Please output the records below in full, exactly as given, but without the images.

== INPUT DATA ==

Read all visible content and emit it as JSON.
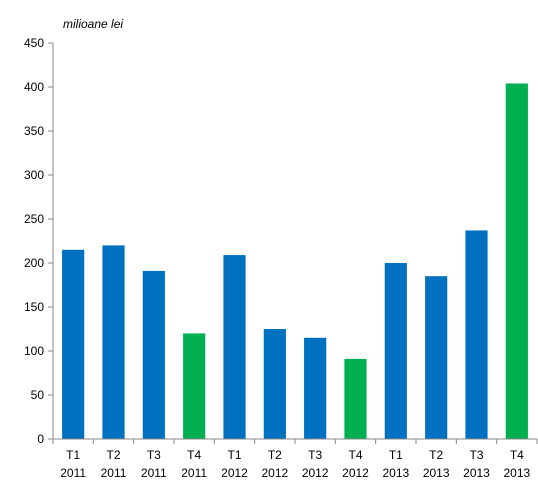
{
  "chart_data": {
    "type": "bar",
    "unit_label": "milioane lei",
    "categories": [
      [
        "T1",
        "2011"
      ],
      [
        "T2",
        "2011"
      ],
      [
        "T3",
        "2011"
      ],
      [
        "T4",
        "2011"
      ],
      [
        "T1",
        "2012"
      ],
      [
        "T2",
        "2012"
      ],
      [
        "T3",
        "2012"
      ],
      [
        "T4",
        "2012"
      ],
      [
        "T1",
        "2013"
      ],
      [
        "T2",
        "2013"
      ],
      [
        "T3",
        "2013"
      ],
      [
        "T4",
        "2013"
      ]
    ],
    "values": [
      215,
      220,
      191,
      120,
      209,
      125,
      115,
      91,
      200,
      185,
      237,
      404
    ],
    "highlight": [
      false,
      false,
      false,
      true,
      false,
      false,
      false,
      true,
      false,
      false,
      false,
      true
    ],
    "colors": {
      "default": "#0070c0",
      "highlight": "#00b050"
    },
    "ylim": [
      0,
      450
    ],
    "yticks": [
      0,
      50,
      100,
      150,
      200,
      250,
      300,
      350,
      400,
      450
    ],
    "grid": false,
    "legend": "none"
  }
}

===

### ANSWER TO THE TASK
Read all visible content and emit it as JSON.
{
  "chart_data": {
    "type": "bar",
    "unit_label": "milioane lei",
    "categories": [
      [
        "T1",
        "2011"
      ],
      [
        "T2",
        "2011"
      ],
      [
        "T3",
        "2011"
      ],
      [
        "T4",
        "2011"
      ],
      [
        "T1",
        "2012"
      ],
      [
        "T2",
        "2012"
      ],
      [
        "T3",
        "2012"
      ],
      [
        "T4",
        "2012"
      ],
      [
        "T1",
        "2013"
      ],
      [
        "T2",
        "2013"
      ],
      [
        "T3",
        "2013"
      ],
      [
        "T4",
        "2013"
      ]
    ],
    "values": [
      215,
      220,
      191,
      120,
      209,
      125,
      115,
      91,
      200,
      185,
      237,
      404
    ],
    "highlight": [
      false,
      false,
      false,
      true,
      false,
      false,
      false,
      true,
      false,
      false,
      false,
      true
    ],
    "colors": {
      "default": "#0070c0",
      "highlight": "#00b050"
    },
    "ylim": [
      0,
      450
    ],
    "yticks": [
      0,
      50,
      100,
      150,
      200,
      250,
      300,
      350,
      400,
      450
    ],
    "grid": false,
    "legend": "none"
  }
}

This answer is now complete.